Find each line holding the word "OriginalHaldrik" and give the total alone.

[Dataset records]
..............................
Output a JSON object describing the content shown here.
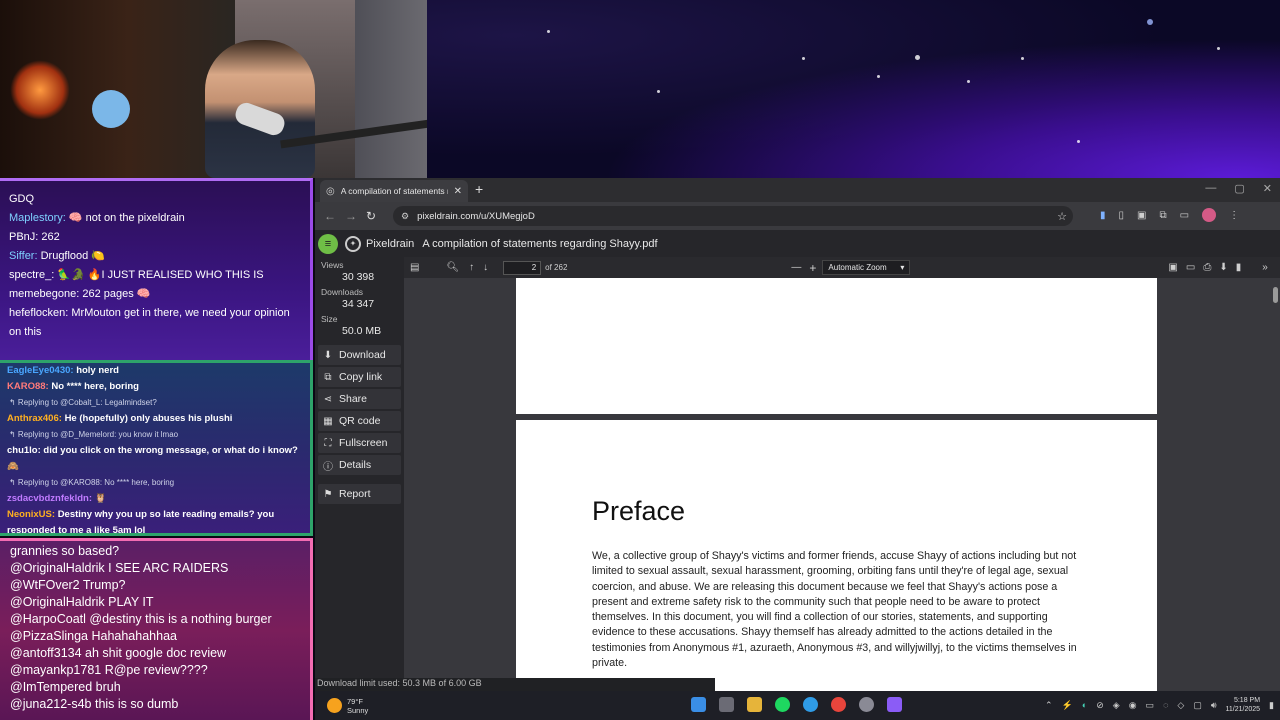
{
  "stream": {
    "chat1": [
      {
        "user": "GDQ",
        "text": "",
        "user_color": "#ffffff"
      },
      {
        "user": "Maplestory:",
        "text": "🧠 not on the pixeldrain",
        "user_color": "#7fd1ff"
      },
      {
        "user": "PBnJ:",
        "text": "262",
        "user_color": "#ffffff"
      },
      {
        "user": "Siffer:",
        "text": "Drugflood 🍋",
        "user_color": "#7fd1ff"
      },
      {
        "user": "spectre_:",
        "text": "🦜🐊 🔥I JUST REALISED WHO THIS IS",
        "user_color": "#ffffff"
      },
      {
        "user": "memebegone:",
        "text": "262 pages 🧠",
        "user_color": "#ffffff"
      },
      {
        "user": "hefeflocken:",
        "text": "MrMouton get in there, we need your opinion",
        "user_color": "#ffffff"
      },
      {
        "user": "",
        "text": "on this",
        "user_color": "#ffffff"
      }
    ],
    "chat2": [
      {
        "type": "msg",
        "user": "EagleEye0430:",
        "user_color": "#4aa6ff",
        "text": "holy nerd"
      },
      {
        "type": "msg",
        "user": "KARO88:",
        "user_color": "#ff7a7a",
        "text": "No **** here, boring"
      },
      {
        "type": "reply",
        "text": "↰ Replying to @Cobalt_L: Legalmindset?"
      },
      {
        "type": "msg",
        "user": "Anthrax406:",
        "user_color": "#ffb020",
        "text": "He (hopefully) only abuses his plushi"
      },
      {
        "type": "reply",
        "text": "↰ Replying to @D_Memelord: you know it lmao"
      },
      {
        "type": "msg",
        "user": "chu1lo:",
        "user_color": "#ffffff",
        "text": "did you click on the wrong message, or what do i know?"
      },
      {
        "type": "msg",
        "user": "",
        "user_color": "#ffffff",
        "text": "🙈"
      },
      {
        "type": "reply",
        "text": "↰ Replying to @KARO88: No **** here, boring"
      },
      {
        "type": "msg",
        "user": "zsdacvbdznfekldn:",
        "user_color": "#c07bff",
        "text": "🦉"
      },
      {
        "type": "msg",
        "user": "NeonixUS:",
        "user_color": "#ffb020",
        "text": "Destiny why you up so late reading emails? you"
      },
      {
        "type": "msg",
        "user": "",
        "user_color": "#ffffff",
        "text": "responded to me a like 5am lol"
      }
    ],
    "chat3": [
      "grannies so based?",
      "@OriginalHaldrik I SEE ARC RAIDERS",
      "@WtFOver2 Trump?",
      "@OriginalHaldrik PLAY IT",
      "@HarpoCoatl @destiny this is a nothing burger",
      "@PizzaSlinga Hahahahahhaa",
      "@antoff3134 ah shit google doc review",
      "@mayankp1781 R@pe review????",
      "@ImTempered bruh",
      "@juna212-s4b this is so dumb"
    ]
  },
  "browser": {
    "tab_title": "A compilation of statements re",
    "url": "pixeldrain.com/u/XUMegjoD",
    "site_name": "Pixeldrain",
    "file_title": "A compilation of statements regarding Shayy.pdf"
  },
  "sidebar": {
    "views_label": "Views",
    "views_value": "30 398",
    "downloads_label": "Downloads",
    "downloads_value": "34 347",
    "size_label": "Size",
    "size_value": "50.0 MB",
    "buttons": [
      "Download",
      "Copy link",
      "Share",
      "QR code",
      "Fullscreen",
      "Details",
      "Report"
    ]
  },
  "pdf": {
    "page_current": "2",
    "page_total": "of 262",
    "zoom": "Automatic Zoom",
    "heading": "Preface",
    "paragraph": "We, a collective group of Shayy's victims and former friends, accuse Shayy of actions including but not limited to sexual assault, sexual harassment, grooming, orbiting fans until they're of legal age, sexual coercion, and abuse. We are releasing this document because we feel that Shayy's actions pose a present and extreme safety risk to the community such that people need to be aware to protect themselves. In this document, you will find a collection of our stories, statements, and supporting evidence to these accusations. Shayy themself has already admitted to the actions detailed in the testimonies from Anonymous #1, azuraeth, Anonymous #3, and willyjwillyj, to the victims themselves in private."
  },
  "status_text": "Download limit used: 50.3 MB of 6.00 GB",
  "taskbar": {
    "temp": "79°F",
    "weather": "Sunny",
    "time": "5:18 PM",
    "date": "11/21/2025"
  }
}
..............................
**Answer to the problem**
2